From the listing, collect all lines containing the word "Person".
━━━━━━━━━━━━━━━━
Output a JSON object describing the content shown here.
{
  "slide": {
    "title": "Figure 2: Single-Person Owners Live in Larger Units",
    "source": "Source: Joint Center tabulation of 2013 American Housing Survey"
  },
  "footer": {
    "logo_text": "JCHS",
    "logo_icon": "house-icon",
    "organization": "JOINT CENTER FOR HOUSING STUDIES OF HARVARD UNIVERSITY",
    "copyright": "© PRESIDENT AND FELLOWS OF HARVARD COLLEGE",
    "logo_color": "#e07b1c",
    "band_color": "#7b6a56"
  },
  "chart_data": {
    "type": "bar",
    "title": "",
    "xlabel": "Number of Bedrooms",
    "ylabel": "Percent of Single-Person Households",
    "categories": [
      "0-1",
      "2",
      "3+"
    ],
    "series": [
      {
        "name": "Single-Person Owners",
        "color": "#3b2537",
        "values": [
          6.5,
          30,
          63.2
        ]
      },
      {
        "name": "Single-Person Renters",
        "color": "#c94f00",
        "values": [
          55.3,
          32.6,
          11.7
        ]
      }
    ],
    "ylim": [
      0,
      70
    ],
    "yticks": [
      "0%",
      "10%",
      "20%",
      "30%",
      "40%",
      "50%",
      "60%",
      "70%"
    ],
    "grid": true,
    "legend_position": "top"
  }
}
━━━━━━━━━━━━━━━━
#### [TASK RESULT]
    "title": "Figure 2: Single-Person Owners Live in Larger Units",
    "ylabel": "Percent of Single-Person Households",
        "name": "Single-Person Owners",
        "name": "Single-Person Renters",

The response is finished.